Top of DATA FOR THE TASK

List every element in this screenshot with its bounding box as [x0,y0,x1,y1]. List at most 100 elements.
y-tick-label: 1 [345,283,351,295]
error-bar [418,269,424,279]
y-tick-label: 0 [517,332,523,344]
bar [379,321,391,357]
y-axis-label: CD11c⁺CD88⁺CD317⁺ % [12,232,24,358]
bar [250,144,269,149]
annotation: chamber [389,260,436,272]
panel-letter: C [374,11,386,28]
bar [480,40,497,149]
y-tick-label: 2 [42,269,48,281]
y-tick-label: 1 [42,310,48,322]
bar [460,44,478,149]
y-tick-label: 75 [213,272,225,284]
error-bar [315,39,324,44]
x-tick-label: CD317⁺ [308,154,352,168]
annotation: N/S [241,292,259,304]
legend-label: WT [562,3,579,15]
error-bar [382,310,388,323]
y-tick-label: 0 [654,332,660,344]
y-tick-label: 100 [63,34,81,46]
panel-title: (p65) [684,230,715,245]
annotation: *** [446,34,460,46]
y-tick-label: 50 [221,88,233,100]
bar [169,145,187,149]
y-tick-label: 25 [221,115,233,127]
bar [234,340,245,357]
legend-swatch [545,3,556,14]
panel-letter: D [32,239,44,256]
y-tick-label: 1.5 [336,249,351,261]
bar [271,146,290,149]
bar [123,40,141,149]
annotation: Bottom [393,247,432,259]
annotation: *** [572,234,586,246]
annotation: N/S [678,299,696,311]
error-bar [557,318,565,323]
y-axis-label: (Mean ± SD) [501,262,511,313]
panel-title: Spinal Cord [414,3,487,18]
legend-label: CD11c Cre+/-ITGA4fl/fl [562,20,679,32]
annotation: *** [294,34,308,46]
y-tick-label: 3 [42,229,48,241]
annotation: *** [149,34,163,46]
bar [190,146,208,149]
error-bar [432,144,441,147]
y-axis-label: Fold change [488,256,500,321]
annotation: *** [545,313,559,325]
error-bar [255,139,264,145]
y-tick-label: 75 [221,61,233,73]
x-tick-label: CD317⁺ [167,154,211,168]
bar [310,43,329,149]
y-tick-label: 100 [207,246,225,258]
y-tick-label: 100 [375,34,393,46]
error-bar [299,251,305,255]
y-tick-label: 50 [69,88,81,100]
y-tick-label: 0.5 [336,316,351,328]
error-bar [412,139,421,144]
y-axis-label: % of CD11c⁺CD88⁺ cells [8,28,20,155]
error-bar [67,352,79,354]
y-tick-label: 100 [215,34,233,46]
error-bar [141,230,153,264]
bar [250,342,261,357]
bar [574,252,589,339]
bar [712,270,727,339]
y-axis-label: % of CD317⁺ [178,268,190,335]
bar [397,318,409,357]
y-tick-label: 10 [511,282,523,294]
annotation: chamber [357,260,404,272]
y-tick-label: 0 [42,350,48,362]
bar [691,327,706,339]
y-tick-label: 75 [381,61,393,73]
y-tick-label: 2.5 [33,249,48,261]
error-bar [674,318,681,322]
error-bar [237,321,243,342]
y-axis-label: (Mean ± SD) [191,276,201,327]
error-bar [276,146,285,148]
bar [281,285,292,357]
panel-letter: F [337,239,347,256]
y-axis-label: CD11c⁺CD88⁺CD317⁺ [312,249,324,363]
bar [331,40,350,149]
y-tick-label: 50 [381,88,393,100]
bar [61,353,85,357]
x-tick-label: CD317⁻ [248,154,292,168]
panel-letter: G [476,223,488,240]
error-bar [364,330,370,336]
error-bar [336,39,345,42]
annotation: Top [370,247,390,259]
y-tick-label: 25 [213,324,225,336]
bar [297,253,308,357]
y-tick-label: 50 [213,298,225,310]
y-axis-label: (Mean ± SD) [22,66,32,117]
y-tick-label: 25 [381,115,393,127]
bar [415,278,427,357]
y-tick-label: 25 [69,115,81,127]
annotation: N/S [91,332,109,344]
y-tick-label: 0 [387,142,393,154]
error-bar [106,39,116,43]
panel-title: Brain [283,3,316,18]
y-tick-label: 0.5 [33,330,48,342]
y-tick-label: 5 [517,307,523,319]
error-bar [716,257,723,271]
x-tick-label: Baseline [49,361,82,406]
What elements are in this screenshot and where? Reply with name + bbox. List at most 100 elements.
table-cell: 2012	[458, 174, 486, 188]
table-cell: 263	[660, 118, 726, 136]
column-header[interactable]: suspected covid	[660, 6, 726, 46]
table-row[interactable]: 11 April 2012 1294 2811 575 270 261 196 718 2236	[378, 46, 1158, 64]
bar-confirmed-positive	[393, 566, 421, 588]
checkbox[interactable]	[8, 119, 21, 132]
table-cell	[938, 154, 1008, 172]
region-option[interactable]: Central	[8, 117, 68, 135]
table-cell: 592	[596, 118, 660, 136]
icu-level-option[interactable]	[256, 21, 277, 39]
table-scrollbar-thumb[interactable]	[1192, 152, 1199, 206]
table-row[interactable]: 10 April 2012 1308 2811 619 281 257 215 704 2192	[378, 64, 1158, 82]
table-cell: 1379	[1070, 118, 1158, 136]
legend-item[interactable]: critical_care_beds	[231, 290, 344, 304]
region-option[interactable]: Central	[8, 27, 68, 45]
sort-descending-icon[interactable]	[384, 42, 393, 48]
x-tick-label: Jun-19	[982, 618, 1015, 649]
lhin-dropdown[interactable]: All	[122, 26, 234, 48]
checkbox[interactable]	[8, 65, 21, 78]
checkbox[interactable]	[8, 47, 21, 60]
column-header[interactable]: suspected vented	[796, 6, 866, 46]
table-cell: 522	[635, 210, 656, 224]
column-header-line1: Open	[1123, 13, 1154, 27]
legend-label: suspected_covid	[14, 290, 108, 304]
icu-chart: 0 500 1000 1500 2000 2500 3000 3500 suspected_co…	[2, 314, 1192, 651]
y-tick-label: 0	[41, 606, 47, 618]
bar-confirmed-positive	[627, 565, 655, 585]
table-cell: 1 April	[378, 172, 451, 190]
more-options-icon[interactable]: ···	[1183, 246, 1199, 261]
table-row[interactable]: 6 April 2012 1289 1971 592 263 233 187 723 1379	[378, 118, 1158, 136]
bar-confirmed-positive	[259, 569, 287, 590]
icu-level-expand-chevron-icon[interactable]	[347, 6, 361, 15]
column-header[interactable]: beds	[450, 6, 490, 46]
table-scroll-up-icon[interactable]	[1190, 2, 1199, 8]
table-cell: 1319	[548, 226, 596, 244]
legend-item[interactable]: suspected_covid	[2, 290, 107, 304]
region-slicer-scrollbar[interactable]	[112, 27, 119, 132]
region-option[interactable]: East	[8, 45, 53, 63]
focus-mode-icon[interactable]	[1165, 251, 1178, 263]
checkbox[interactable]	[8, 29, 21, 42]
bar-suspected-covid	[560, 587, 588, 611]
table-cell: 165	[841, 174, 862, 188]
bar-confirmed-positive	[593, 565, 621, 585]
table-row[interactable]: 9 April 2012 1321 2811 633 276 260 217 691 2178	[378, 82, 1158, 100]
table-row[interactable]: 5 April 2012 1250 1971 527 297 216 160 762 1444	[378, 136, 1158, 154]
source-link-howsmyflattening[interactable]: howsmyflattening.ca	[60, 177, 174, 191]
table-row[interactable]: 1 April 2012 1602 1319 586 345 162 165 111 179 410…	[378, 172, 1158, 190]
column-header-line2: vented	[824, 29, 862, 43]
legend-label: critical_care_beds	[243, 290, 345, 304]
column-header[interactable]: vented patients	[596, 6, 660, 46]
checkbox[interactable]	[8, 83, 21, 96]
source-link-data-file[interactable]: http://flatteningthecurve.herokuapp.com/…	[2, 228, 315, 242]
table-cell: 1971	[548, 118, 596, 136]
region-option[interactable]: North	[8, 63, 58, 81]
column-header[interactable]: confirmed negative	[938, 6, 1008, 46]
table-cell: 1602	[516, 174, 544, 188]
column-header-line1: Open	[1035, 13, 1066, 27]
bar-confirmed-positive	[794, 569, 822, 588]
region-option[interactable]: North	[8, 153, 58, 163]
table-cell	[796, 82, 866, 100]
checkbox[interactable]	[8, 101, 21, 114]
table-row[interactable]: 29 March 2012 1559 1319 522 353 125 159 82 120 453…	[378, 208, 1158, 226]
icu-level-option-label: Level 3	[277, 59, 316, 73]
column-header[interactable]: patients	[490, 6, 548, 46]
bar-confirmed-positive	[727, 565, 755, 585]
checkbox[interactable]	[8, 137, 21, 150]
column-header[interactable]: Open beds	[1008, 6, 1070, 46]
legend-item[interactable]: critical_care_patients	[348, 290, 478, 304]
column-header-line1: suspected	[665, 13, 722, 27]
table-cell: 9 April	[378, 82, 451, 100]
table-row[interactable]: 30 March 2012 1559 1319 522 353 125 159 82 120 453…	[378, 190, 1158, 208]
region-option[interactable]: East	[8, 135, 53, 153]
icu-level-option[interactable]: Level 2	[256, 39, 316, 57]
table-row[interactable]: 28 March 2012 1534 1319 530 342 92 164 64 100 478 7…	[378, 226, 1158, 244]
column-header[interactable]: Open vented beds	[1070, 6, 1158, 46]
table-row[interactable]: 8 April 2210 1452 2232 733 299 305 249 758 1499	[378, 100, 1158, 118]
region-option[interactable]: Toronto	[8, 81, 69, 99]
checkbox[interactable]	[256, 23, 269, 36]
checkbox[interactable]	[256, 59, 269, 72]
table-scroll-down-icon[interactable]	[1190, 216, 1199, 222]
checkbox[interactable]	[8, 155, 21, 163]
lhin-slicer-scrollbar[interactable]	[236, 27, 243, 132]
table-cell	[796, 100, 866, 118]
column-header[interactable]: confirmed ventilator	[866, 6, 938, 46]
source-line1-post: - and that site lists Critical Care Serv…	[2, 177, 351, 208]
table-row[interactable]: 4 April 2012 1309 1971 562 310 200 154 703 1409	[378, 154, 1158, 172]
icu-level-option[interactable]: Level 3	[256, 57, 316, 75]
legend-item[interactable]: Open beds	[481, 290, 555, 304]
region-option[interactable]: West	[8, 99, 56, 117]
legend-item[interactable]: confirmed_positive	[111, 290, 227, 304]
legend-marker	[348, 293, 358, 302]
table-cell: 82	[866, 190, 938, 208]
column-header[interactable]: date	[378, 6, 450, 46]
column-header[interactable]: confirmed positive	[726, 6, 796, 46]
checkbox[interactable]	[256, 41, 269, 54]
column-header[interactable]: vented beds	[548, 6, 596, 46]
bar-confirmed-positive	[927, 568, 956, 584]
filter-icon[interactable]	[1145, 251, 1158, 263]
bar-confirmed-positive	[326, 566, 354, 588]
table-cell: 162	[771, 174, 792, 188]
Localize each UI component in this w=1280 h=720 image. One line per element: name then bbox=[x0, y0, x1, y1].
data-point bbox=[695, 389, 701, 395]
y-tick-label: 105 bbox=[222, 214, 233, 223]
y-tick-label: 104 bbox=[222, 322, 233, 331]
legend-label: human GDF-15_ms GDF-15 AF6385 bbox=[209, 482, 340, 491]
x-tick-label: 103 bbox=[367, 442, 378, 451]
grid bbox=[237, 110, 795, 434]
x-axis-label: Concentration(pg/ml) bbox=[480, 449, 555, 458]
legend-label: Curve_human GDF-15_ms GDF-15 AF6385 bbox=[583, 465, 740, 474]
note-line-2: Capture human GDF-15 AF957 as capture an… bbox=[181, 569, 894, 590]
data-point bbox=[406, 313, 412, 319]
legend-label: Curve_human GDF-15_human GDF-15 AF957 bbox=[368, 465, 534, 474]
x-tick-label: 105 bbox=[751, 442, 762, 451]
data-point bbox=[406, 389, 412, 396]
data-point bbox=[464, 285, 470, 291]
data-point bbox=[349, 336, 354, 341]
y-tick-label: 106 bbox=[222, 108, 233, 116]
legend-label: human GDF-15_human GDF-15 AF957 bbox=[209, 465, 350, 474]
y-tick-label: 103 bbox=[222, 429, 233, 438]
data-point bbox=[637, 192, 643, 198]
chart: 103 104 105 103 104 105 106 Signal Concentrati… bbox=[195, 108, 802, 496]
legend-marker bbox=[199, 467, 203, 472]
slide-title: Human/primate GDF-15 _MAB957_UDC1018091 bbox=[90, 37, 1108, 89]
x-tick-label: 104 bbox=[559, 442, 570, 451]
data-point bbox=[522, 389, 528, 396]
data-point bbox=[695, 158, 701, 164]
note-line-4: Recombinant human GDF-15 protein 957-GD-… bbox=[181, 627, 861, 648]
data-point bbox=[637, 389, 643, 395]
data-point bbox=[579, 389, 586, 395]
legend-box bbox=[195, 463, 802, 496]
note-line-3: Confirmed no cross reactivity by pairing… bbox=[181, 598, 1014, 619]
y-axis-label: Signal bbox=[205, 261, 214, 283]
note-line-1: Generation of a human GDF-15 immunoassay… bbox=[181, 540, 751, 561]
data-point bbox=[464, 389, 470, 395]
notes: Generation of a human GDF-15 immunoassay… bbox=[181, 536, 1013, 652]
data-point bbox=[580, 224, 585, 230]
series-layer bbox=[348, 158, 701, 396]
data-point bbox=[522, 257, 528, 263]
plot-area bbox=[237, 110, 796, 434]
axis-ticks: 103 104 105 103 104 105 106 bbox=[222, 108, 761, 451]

Bottom of DATA FOR THE TASK

When a line of the material holds "immunoassay", count it once, and then give the final number alone.

#### WRITTEN REPLY
2